• **Your task**:
Reproduce all of the data that follows, character for character.

• **Recorded information**:
+-------+
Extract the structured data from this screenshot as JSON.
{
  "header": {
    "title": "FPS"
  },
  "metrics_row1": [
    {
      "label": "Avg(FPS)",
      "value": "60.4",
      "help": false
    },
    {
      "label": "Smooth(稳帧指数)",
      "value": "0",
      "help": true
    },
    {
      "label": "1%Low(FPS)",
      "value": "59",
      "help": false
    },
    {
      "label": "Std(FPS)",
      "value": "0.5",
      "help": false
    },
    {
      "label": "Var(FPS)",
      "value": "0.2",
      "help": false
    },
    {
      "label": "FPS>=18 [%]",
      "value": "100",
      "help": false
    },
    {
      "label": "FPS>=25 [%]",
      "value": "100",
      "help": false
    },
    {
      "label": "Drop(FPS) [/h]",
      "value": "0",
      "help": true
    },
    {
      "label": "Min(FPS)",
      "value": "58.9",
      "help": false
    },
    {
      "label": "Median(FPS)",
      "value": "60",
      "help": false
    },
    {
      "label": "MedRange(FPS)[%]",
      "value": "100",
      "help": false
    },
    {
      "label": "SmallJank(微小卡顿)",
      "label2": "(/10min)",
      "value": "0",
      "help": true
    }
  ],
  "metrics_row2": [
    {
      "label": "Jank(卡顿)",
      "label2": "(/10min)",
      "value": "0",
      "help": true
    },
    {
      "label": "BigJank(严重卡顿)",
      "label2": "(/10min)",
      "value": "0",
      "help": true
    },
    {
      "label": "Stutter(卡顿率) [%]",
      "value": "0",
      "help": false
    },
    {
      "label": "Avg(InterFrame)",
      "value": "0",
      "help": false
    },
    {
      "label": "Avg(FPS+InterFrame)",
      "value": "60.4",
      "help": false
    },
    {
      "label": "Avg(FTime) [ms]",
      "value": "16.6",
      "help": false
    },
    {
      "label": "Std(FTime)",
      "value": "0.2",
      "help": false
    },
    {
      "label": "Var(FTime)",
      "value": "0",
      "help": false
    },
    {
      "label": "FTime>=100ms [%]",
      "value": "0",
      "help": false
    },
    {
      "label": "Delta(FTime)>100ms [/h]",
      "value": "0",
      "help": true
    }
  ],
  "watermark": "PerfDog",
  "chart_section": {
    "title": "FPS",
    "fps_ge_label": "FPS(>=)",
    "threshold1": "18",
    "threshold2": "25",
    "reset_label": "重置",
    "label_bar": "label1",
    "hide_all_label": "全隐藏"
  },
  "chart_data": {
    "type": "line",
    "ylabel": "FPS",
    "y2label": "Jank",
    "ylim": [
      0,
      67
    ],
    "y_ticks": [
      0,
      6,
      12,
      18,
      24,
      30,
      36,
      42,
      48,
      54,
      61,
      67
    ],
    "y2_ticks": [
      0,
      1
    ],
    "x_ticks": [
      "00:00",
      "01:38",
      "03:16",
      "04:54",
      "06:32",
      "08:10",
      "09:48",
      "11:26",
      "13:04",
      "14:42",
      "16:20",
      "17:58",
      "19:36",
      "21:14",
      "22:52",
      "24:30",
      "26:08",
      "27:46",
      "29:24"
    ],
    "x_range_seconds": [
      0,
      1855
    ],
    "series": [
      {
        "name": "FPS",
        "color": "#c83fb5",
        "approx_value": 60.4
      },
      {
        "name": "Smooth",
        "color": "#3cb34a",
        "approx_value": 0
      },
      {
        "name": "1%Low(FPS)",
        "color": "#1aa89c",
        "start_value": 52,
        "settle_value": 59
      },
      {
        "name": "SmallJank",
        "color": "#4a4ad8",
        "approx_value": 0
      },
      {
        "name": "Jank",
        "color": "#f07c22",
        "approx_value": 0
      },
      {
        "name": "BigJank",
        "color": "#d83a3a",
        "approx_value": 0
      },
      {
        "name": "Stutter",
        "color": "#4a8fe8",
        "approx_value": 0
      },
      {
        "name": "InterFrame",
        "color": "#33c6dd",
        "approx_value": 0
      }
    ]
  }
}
+-------+
• **Written answer**:
Extract the structured data from this screenshot as JSON.
{
  "header": {
    "title": "FPS"
  },
  "metrics_row1": [
    {
      "label": "Avg(FPS)",
      "value": "60.4",
      "help": false
    },
    {
      "label": "Smooth(稳帧指数)",
      "value": "0",
      "help": true
    },
    {
      "label": "1%Low(FPS)",
      "value": "59",
      "help": false
    },
    {
      "label": "Std(FPS)",
      "value": "0.5",
      "help": false
    },
    {
      "label": "Var(FPS)",
      "value": "0.2",
      "help": false
    },
    {
      "label": "FPS>=18 [%]",
      "value": "100",
      "help": false
    },
    {
      "label": "FPS>=25 [%]",
      "value": "100",
      "help": false
    },
    {
      "label": "Drop(FPS) [/h]",
      "value": "0",
      "help": true
    },
    {
      "label": "Min(FPS)",
      "value": "58.9",
      "help": false
    },
    {
      "label": "Median(FPS)",
      "value": "60",
      "help": false
    },
    {
      "label": "MedRange(FPS)[%]",
      "value": "100",
      "help": false
    },
    {
      "label": "SmallJank(微小卡顿)",
      "label2": "(/10min)",
      "value": "0",
      "help": true
    }
  ],
  "metrics_row2": [
    {
      "label": "Jank(卡顿)",
      "label2": "(/10min)",
      "value": "0",
      "help": true
    },
    {
      "label": "BigJank(严重卡顿)",
      "label2": "(/10min)",
      "value": "0",
      "help": true
    },
    {
      "label": "Stutter(卡顿率) [%]",
      "value": "0",
      "help": false
    },
    {
      "label": "Avg(InterFrame)",
      "value": "0",
      "help": false
    },
    {
      "label": "Avg(FPS+InterFrame)",
      "value": "60.4",
      "help": false
    },
    {
      "label": "Avg(FTime) [ms]",
      "value": "16.6",
      "help": false
    },
    {
      "label": "Std(FTime)",
      "value": "0.2",
      "help": false
    },
    {
      "label": "Var(FTime)",
      "value": "0",
      "help": false
    },
    {
      "label": "FTime>=100ms [%]",
      "value": "0",
      "help": false
    },
    {
      "label": "Delta(FTime)>100ms [/h]",
      "value": "0",
      "help": true
    }
  ],
  "watermark": "PerfDog",
  "chart_section": {
    "title": "FPS",
    "fps_ge_label": "FPS(>=)",
    "threshold1": "18",
    "threshold2": "25",
    "reset_label": "重置",
    "label_bar": "label1",
    "hide_all_label": "全隐藏"
  },
  "chart_data": {
    "type": "line",
    "ylabel": "FPS",
    "y2label": "Jank",
    "ylim": [
      0,
      67
    ],
    "y_ticks": [
      0,
      6,
      12,
      18,
      24,
      30,
      36,
      42,
      48,
      54,
      61,
      67
    ],
    "y2_ticks": [
      0,
      1
    ],
    "x_ticks": [
      "00:00",
      "01:38",
      "03:16",
      "04:54",
      "06:32",
      "08:10",
      "09:48",
      "11:26",
      "13:04",
      "14:42",
      "16:20",
      "17:58",
      "19:36",
      "21:14",
      "22:52",
      "24:30",
      "26:08",
      "27:46",
      "29:24"
    ],
    "x_range_seconds": [
      0,
      1855
    ],
    "series": [
      {
        "name": "FPS",
        "color": "#c83fb5",
        "approx_value": 60.4
      },
      {
        "name": "Smooth",
        "color": "#3cb34a",
        "approx_value": 0
      },
      {
        "name": "1%Low(FPS)",
        "color": "#1aa89c",
        "start_value": 52,
        "settle_value": 59
      },
      {
        "name": "SmallJank",
        "color": "#4a4ad8",
        "approx_value": 0
      },
      {
        "name": "Jank",
        "color": "#f07c22",
        "approx_value": 0
      },
      {
        "name": "BigJank",
        "color": "#d83a3a",
        "approx_value": 0
      },
      {
        "name": "Stutter",
        "color": "#4a8fe8",
        "approx_value": 0
      },
      {
        "name": "InterFrame",
        "color": "#33c6dd",
        "approx_value": 0
      }
    ]
  }
}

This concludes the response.